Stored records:
========================================================================
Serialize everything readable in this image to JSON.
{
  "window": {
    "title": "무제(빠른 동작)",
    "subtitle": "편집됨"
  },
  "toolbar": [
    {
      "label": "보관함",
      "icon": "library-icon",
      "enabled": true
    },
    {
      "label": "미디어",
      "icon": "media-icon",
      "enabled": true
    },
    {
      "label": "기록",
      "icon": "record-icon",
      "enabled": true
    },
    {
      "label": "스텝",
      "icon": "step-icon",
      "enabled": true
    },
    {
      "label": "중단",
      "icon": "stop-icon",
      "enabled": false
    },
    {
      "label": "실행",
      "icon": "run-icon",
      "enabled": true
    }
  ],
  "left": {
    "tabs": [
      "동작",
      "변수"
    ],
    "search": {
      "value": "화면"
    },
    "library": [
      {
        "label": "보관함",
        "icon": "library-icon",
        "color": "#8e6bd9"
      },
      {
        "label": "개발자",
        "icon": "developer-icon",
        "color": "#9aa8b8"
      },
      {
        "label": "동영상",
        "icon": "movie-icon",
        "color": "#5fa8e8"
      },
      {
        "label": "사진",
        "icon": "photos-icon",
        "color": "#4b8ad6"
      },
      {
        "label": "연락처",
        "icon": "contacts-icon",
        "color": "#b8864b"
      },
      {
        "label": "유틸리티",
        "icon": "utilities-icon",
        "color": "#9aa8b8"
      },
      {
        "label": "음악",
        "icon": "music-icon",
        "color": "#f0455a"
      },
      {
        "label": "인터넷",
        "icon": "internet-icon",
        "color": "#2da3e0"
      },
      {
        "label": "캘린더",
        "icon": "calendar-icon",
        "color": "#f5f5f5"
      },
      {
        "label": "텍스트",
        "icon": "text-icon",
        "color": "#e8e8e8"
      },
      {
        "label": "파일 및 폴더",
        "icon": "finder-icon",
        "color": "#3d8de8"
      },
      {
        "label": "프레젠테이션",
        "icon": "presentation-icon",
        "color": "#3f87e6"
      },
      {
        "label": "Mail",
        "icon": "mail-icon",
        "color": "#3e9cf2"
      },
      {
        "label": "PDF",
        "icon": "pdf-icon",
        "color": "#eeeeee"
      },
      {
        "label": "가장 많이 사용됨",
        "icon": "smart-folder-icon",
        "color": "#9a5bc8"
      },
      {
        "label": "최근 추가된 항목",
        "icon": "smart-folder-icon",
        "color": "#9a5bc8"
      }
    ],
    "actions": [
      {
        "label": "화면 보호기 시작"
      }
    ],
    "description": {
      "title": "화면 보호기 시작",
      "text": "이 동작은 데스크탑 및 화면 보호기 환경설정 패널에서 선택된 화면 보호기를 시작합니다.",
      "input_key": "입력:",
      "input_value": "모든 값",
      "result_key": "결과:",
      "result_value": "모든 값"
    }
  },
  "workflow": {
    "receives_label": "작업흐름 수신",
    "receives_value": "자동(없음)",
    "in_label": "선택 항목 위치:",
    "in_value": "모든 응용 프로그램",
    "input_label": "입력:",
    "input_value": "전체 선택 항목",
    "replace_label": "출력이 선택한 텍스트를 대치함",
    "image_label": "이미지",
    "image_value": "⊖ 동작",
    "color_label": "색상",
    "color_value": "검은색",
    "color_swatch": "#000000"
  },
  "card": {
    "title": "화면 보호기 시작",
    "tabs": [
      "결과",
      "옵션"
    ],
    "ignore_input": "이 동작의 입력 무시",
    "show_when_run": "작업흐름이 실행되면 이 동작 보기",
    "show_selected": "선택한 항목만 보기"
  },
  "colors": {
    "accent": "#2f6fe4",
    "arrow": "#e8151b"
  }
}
========================================================================
**Directions**
Write out all the data again, exactly as it appears.

**The reply**
Serialize everything readable in this image to JSON.
{
  "window": {
    "title": "무제(빠른 동작)",
    "subtitle": "편집됨"
  },
  "toolbar": [
    {
      "label": "보관함",
      "icon": "library-icon",
      "enabled": true
    },
    {
      "label": "미디어",
      "icon": "media-icon",
      "enabled": true
    },
    {
      "label": "기록",
      "icon": "record-icon",
      "enabled": true
    },
    {
      "label": "스텝",
      "icon": "step-icon",
      "enabled": true
    },
    {
      "label": "중단",
      "icon": "stop-icon",
      "enabled": false
    },
    {
      "label": "실행",
      "icon": "run-icon",
      "enabled": true
    }
  ],
  "left": {
    "tabs": [
      "동작",
      "변수"
    ],
    "search": {
      "value": "화면"
    },
    "library": [
      {
        "label": "보관함",
        "icon": "library-icon",
        "color": "#8e6bd9"
      },
      {
        "label": "개발자",
        "icon": "developer-icon",
        "color": "#9aa8b8"
      },
      {
        "label": "동영상",
        "icon": "movie-icon",
        "color": "#5fa8e8"
      },
      {
        "label": "사진",
        "icon": "photos-icon",
        "color": "#4b8ad6"
      },
      {
        "label": "연락처",
        "icon": "contacts-icon",
        "color": "#b8864b"
      },
      {
        "label": "유틸리티",
        "icon": "utilities-icon",
        "color": "#9aa8b8"
      },
      {
        "label": "음악",
        "icon": "music-icon",
        "color": "#f0455a"
      },
      {
        "label": "인터넷",
        "icon": "internet-icon",
        "color": "#2da3e0"
      },
      {
        "label": "캘린더",
        "icon": "calendar-icon",
        "color": "#f5f5f5"
      },
      {
        "label": "텍스트",
        "icon": "text-icon",
        "color": "#e8e8e8"
      },
      {
        "label": "파일 및 폴더",
        "icon": "finder-icon",
        "color": "#3d8de8"
      },
      {
        "label": "프레젠테이션",
        "icon": "presentation-icon",
        "color": "#3f87e6"
      },
      {
        "label": "Mail",
        "icon": "mail-icon",
        "color": "#3e9cf2"
      },
      {
        "label": "PDF",
        "icon": "pdf-icon",
        "color": "#eeeeee"
      },
      {
        "label": "가장 많이 사용됨",
        "icon": "smart-folder-icon",
        "color": "#9a5bc8"
      },
      {
        "label": "최근 추가된 항목",
        "icon": "smart-folder-icon",
        "color": "#9a5bc8"
      }
    ],
    "actions": [
      {
        "label": "화면 보호기 시작"
      }
    ],
    "description": {
      "title": "화면 보호기 시작",
      "text": "이 동작은 데스크탑 및 화면 보호기 환경설정 패널에서 선택된 화면 보호기를 시작합니다.",
      "input_key": "입력:",
      "input_value": "모든 값",
      "result_key": "결과:",
      "result_value": "모든 값"
    }
  },
  "workflow": {
    "receives_label": "작업흐름 수신",
    "receives_value": "자동(없음)",
    "in_label": "선택 항목 위치:",
    "in_value": "모든 응용 프로그램",
    "input_label": "입력:",
    "input_value": "전체 선택 항목",
    "replace_label": "출력이 선택한 텍스트를 대치함",
    "image_label": "이미지",
    "image_value": "⊖ 동작",
    "color_label": "색상",
    "color_value": "검은색",
    "color_swatch": "#000000"
  },
  "card": {
    "title": "화면 보호기 시작",
    "tabs": [
      "결과",
      "옵션"
    ],
    "ignore_input": "이 동작의 입력 무시",
    "show_when_run": "작업흐름이 실행되면 이 동작 보기",
    "show_selected": "선택한 항목만 보기"
  },
  "colors": {
    "accent": "#2f6fe4",
    "arrow": "#e8151b"
  }
}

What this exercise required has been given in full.